Description of the task:
Below are the records; pull every line that includes "Rumus".

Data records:

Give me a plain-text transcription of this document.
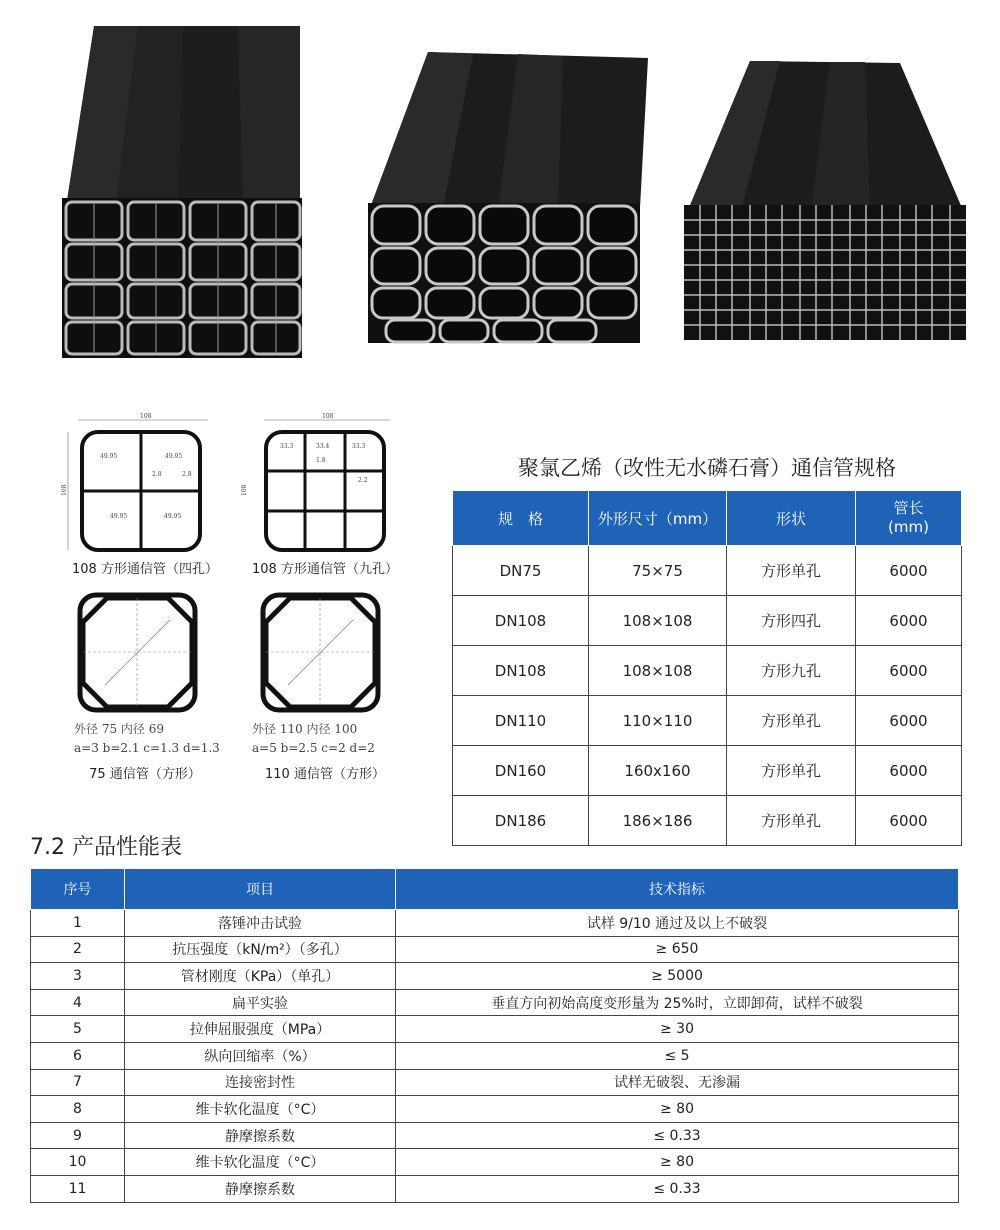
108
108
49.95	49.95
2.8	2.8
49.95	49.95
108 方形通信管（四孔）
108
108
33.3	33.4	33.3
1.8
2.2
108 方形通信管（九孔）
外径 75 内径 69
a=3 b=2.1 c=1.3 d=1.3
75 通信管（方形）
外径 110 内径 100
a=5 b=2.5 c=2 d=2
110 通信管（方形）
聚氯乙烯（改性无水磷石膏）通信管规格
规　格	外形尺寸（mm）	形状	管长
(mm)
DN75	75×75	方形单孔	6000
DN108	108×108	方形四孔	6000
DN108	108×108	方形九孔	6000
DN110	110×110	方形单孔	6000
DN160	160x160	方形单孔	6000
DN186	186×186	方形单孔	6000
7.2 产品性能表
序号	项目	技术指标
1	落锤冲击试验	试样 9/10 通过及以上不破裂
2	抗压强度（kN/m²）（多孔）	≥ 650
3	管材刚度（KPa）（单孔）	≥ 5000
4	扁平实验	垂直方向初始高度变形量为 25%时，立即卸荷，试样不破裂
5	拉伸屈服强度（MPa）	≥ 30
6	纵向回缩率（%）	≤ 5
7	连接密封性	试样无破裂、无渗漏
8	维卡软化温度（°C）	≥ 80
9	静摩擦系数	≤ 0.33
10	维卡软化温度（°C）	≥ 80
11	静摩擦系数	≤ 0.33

==

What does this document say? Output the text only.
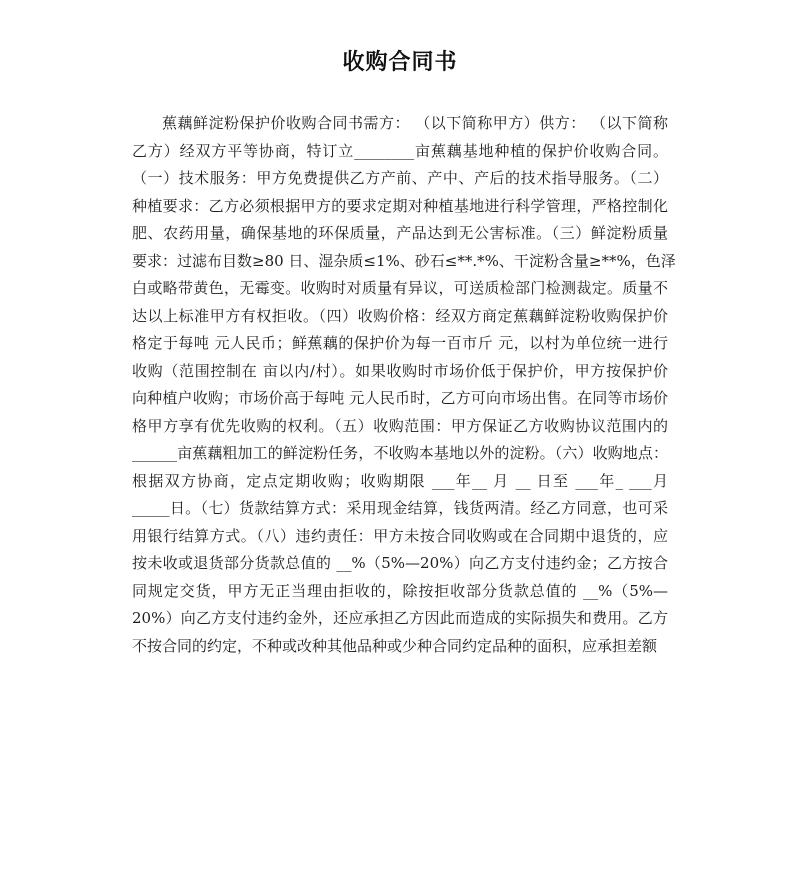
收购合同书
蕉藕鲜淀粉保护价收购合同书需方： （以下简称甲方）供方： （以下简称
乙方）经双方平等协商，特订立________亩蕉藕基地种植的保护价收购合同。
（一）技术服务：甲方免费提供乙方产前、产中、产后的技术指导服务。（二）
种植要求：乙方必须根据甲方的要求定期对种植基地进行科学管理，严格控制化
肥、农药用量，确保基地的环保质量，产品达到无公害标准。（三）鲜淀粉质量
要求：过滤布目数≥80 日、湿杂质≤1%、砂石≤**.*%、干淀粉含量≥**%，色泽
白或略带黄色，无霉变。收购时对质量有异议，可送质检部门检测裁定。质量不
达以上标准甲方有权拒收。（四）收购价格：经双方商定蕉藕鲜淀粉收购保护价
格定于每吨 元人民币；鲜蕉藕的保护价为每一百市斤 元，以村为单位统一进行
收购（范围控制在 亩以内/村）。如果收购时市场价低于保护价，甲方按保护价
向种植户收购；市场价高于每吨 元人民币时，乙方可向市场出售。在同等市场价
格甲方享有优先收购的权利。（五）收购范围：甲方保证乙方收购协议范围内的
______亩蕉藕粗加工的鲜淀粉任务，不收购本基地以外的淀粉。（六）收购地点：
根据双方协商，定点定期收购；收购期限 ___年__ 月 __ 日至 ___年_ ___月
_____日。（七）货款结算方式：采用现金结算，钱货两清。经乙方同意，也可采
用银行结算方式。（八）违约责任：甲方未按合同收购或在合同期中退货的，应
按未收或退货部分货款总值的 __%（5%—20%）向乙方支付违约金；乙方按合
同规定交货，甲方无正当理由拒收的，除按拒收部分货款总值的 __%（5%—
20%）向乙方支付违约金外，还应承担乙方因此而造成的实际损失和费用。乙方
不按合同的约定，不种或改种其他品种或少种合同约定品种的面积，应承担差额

==

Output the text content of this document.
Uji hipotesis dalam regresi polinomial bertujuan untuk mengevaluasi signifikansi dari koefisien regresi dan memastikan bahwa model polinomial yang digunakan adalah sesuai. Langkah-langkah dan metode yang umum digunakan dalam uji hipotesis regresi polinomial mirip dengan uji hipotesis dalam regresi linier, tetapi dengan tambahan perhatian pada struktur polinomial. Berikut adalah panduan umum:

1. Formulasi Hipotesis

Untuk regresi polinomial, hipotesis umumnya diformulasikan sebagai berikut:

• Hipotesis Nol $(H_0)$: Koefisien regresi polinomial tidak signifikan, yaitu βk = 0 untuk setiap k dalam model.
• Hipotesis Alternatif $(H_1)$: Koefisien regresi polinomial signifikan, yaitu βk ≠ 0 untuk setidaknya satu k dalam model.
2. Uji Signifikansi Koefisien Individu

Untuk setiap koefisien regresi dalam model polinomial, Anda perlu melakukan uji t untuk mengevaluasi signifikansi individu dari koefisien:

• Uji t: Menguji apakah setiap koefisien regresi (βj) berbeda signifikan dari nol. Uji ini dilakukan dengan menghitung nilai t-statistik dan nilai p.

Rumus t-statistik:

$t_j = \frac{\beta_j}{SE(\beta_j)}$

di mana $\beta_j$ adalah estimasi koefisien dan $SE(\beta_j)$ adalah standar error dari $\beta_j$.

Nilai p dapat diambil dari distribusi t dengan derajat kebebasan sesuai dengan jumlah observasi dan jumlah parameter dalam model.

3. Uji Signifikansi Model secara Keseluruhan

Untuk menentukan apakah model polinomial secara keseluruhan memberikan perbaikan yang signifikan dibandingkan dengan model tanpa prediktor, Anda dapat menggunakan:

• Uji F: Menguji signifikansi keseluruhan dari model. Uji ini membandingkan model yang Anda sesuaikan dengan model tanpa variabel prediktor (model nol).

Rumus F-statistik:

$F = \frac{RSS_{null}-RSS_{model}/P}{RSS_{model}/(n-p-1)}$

Response to the task:
Rumus t-statistik:
Rumus F-statistik:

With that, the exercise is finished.